Exercise task — Please reproduce every line of the data below verbatim, omitting the pictures.

● ● ● ● ● ● ●

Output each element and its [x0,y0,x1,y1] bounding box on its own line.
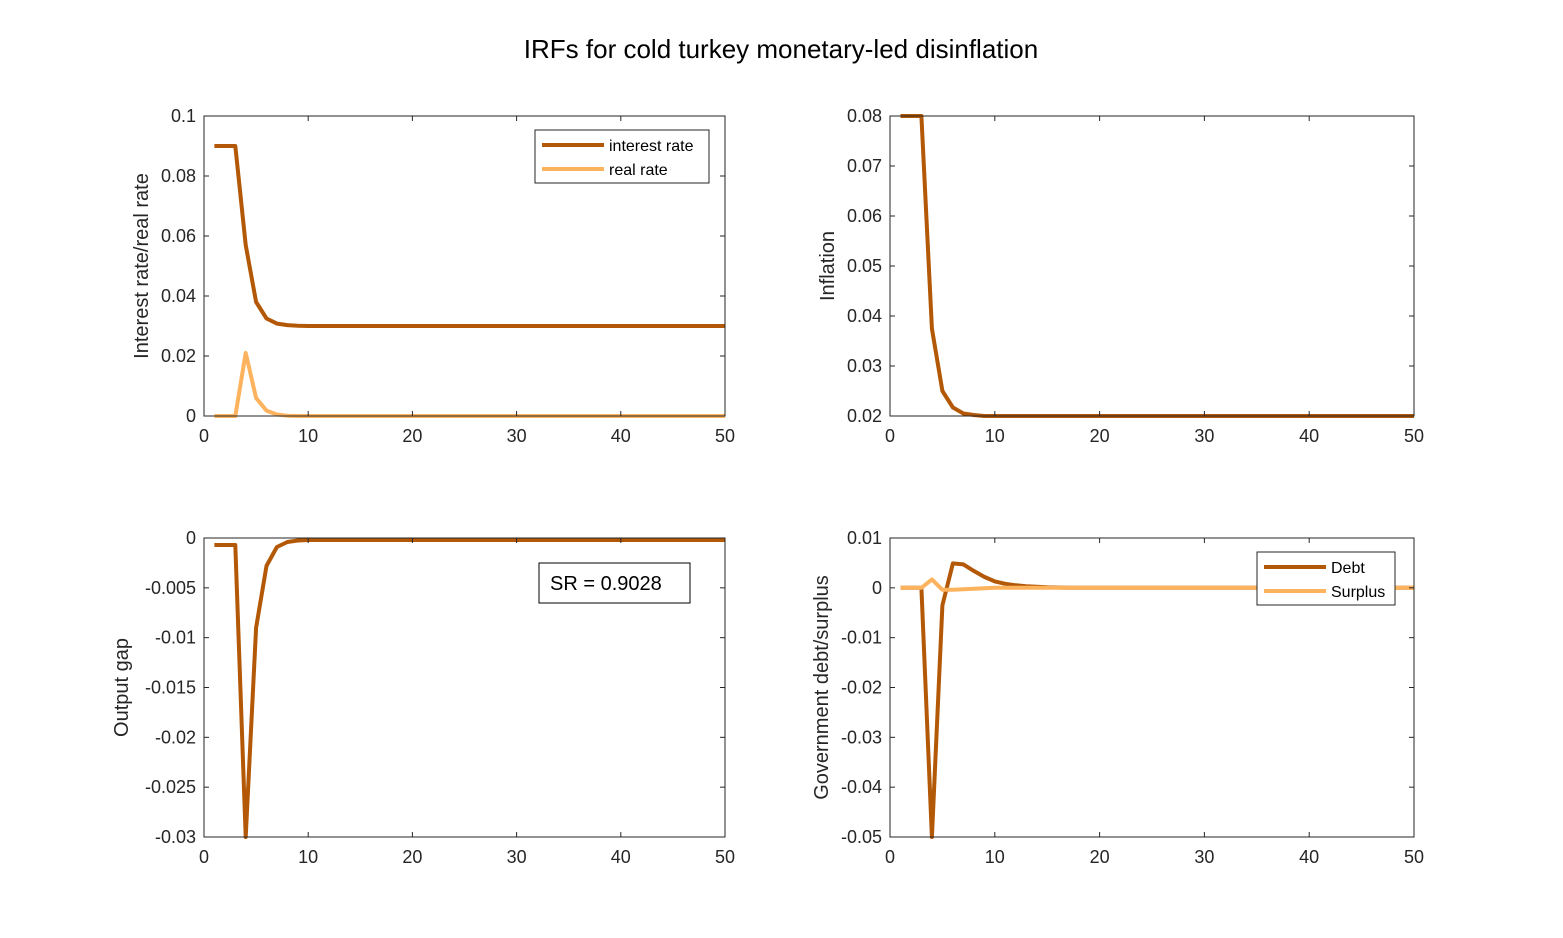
legend-box [534,129,710,184]
y-axis-label: Government debt/surplus [811,575,833,800]
series-line-interest-rate [214,144,725,328]
x-tick-label: 40 [1299,426,1319,446]
y-tick-label: 0.08 [161,166,196,186]
x-tick-label: 40 [611,847,631,867]
x-tick-label: 20 [402,847,422,867]
x-tick-label: 10 [298,847,318,867]
x-tick-label: 30 [507,847,527,867]
legend-entry: interest rate [609,138,694,155]
x-tick-label: 10 [298,426,318,446]
series-line-real-rate [214,351,725,418]
x-tick-label: 20 [1090,426,1110,446]
subplot-2: 0 10 20 30 40 50 0.02 0.03 0.04 0.05 0.06 0.07 0.08 I… [817,106,1424,446]
annotation-text: SR = 0.9028 [550,573,662,595]
x-tick-label: 0 [199,847,209,867]
y-tick-label: -0.015 [145,678,196,698]
subplot-4: 0 10 20 30 40 50 -0.05 -0.04 -0.03 -0.02 -0.01 0 0.0… [811,528,1424,867]
x-tick-label: 0 [199,426,209,446]
axes-box [889,115,1415,417]
y-tick-label: -0.02 [841,678,882,698]
x-tick-label: 50 [715,847,735,867]
series-line-1 [214,538,725,839]
y-tick-label: -0.05 [841,827,882,847]
y-tick-label: -0.01 [155,628,196,648]
y-tick-label: 0.04 [847,306,882,326]
legend-entry: Debt [1331,560,1365,577]
y-axis-label: Interest rate/real rate [131,173,153,359]
y-tick-label: -0.03 [841,727,882,747]
y-axis-label: Inflation [817,231,839,301]
y-tick-label: 0.08 [847,106,882,126]
y-axis-label: Output gap [111,638,133,737]
legend-box [1256,551,1396,606]
y-tick-label: -0.04 [841,777,882,797]
y-tick-label: -0.02 [155,727,196,747]
y-tick-label: 0.03 [847,356,882,376]
y-tick-label: -0.01 [841,628,882,648]
x-tick-label: 50 [1404,847,1424,867]
x-tick-label: 40 [1299,847,1319,867]
y-tick-label: -0.005 [145,578,196,598]
legend-entry: Surplus [1331,584,1385,601]
y-tick-label: 0.1 [171,106,196,126]
x-tick-label: 50 [715,426,735,446]
y-tick-label: 0.04 [161,286,196,306]
series-line-1 [900,114,1414,418]
x-tick-label: 10 [985,426,1005,446]
series-line-surplus [900,577,1414,592]
legend: Debt Surplus [1256,551,1396,606]
x-tick-label: 30 [1194,426,1214,446]
x-tick-label: 50 [1404,426,1424,446]
figure-title: IRFs for cold turkey monetary-led disinf… [524,34,1038,64]
y-tick-label: -0.025 [145,777,196,797]
y-tick-label: 0.02 [847,406,882,426]
x-tick-label: 30 [507,426,527,446]
y-tick-label: 0.01 [847,528,882,548]
x-tick-label: 20 [1090,847,1110,867]
y-tick-label: 0.07 [847,156,882,176]
axes-box [203,115,726,417]
y-tick-label: -0.03 [155,827,196,847]
annotation-box [538,562,691,604]
x-tick-label: 0 [885,847,895,867]
y-tick-label: 0 [872,578,882,598]
y-tick-label: 0.02 [161,346,196,366]
x-tick-label: 0 [885,426,895,446]
x-tick-label: 30 [1194,847,1214,867]
legend: interest rate real rate [534,129,710,184]
y-tick-label: 0 [186,528,196,548]
y-tick-label: 0 [186,406,196,426]
x-tick-label: 40 [611,426,631,446]
y-tick-label: 0.05 [847,256,882,276]
y-tick-label: 0.06 [847,206,882,226]
subplot-1: 0 10 20 30 40 50 0 0.02 0.04 0.06 0.08 0.1 Interest … [131,106,735,446]
x-tick-label: 20 [402,426,422,446]
legend-entry: real rate [609,162,668,179]
x-tick-label: 10 [985,847,1005,867]
subplot-3: 0 10 20 30 40 50 -0.03 -0.025 -0.02 -0.015 -0.01 -0… [111,528,735,867]
y-tick-label: 0.06 [161,226,196,246]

● ● ● ● ● ● ●

Solved problem —
Output each element and its [x0,y0,x1,y1] bounding box on its own line.
legend-box [534,129,710,184]
y-axis-label: Government debt/surplus [811,575,833,800]
series-line-interest-rate [214,144,725,328]
x-tick-label: 40 [1299,426,1319,446]
y-tick-label: 0.08 [161,166,196,186]
x-tick-label: 40 [611,847,631,867]
x-tick-label: 20 [402,847,422,867]
x-tick-label: 10 [298,847,318,867]
x-tick-label: 30 [507,847,527,867]
legend-entry: interest rate [609,138,694,155]
x-tick-label: 10 [298,426,318,446]
series-line-real-rate [214,351,725,418]
x-tick-label: 20 [1090,426,1110,446]
subplot-2: 0 10 20 30 40 50 0.02 0.03 0.04 0.05 0.06 0.07 0.08 I… [817,106,1424,446]
annotation-text: SR = 0.9028 [550,573,662,595]
x-tick-label: 0 [199,847,209,867]
y-tick-label: -0.015 [145,678,196,698]
subplot-4: 0 10 20 30 40 50 -0.05 -0.04 -0.03 -0.02 -0.01 0 0.0… [811,528,1424,867]
x-tick-label: 0 [199,426,209,446]
axes-box [889,115,1415,417]
y-tick-label: -0.02 [841,678,882,698]
x-tick-label: 50 [715,847,735,867]
series-line-1 [214,538,725,839]
y-tick-label: -0.05 [841,827,882,847]
y-tick-label: -0.01 [155,628,196,648]
y-tick-label: 0.04 [847,306,882,326]
legend-entry: Debt [1331,560,1365,577]
y-axis-label: Interest rate/real rate [131,173,153,359]
y-tick-label: -0.03 [841,727,882,747]
y-axis-label: Inflation [817,231,839,301]
y-tick-label: 0.08 [847,106,882,126]
y-axis-label: Output gap [111,638,133,737]
legend-box [1256,551,1396,606]
y-tick-label: -0.04 [841,777,882,797]
y-tick-label: -0.02 [155,727,196,747]
y-tick-label: 0.03 [847,356,882,376]
y-tick-label: -0.01 [841,628,882,648]
x-tick-label: 50 [1404,847,1424,867]
x-tick-label: 40 [1299,847,1319,867]
y-tick-label: -0.005 [145,578,196,598]
legend-entry: Surplus [1331,584,1385,601]
y-tick-label: 0.1 [171,106,196,126]
x-tick-label: 50 [715,426,735,446]
y-tick-label: 0.04 [161,286,196,306]
series-line-1 [900,114,1414,418]
x-tick-label: 10 [985,426,1005,446]
series-line-surplus [900,577,1414,592]
legend: Debt Surplus [1256,551,1396,606]
x-tick-label: 30 [1194,426,1214,446]
x-tick-label: 50 [1404,426,1424,446]
figure-title: IRFs for cold turkey monetary-led disinf… [524,34,1038,64]
y-tick-label: -0.025 [145,777,196,797]
y-tick-label: 0.02 [847,406,882,426]
x-tick-label: 30 [507,426,527,446]
y-tick-label: 0.01 [847,528,882,548]
x-tick-label: 20 [1090,847,1110,867]
y-tick-label: 0.07 [847,156,882,176]
axes-box [203,115,726,417]
y-tick-label: -0.03 [155,827,196,847]
annotation-box [538,562,691,604]
x-tick-label: 0 [885,847,895,867]
y-tick-label: 0 [872,578,882,598]
y-tick-label: 0.02 [161,346,196,366]
x-tick-label: 0 [885,426,895,446]
x-tick-label: 30 [1194,847,1214,867]
legend: interest rate real rate [534,129,710,184]
y-tick-label: 0 [186,528,196,548]
y-tick-label: 0 [186,406,196,426]
x-tick-label: 40 [611,426,631,446]
y-tick-label: 0.05 [847,256,882,276]
y-tick-label: 0.06 [847,206,882,226]
subplot-1: 0 10 20 30 40 50 0 0.02 0.04 0.06 0.08 0.1 Interest … [131,106,735,446]
x-tick-label: 20 [402,426,422,446]
legend-entry: real rate [609,162,668,179]
x-tick-label: 10 [985,847,1005,867]
subplot-3: 0 10 20 30 40 50 -0.03 -0.025 -0.02 -0.015 -0.01 -0… [111,528,735,867]
y-tick-label: 0.06 [161,226,196,246]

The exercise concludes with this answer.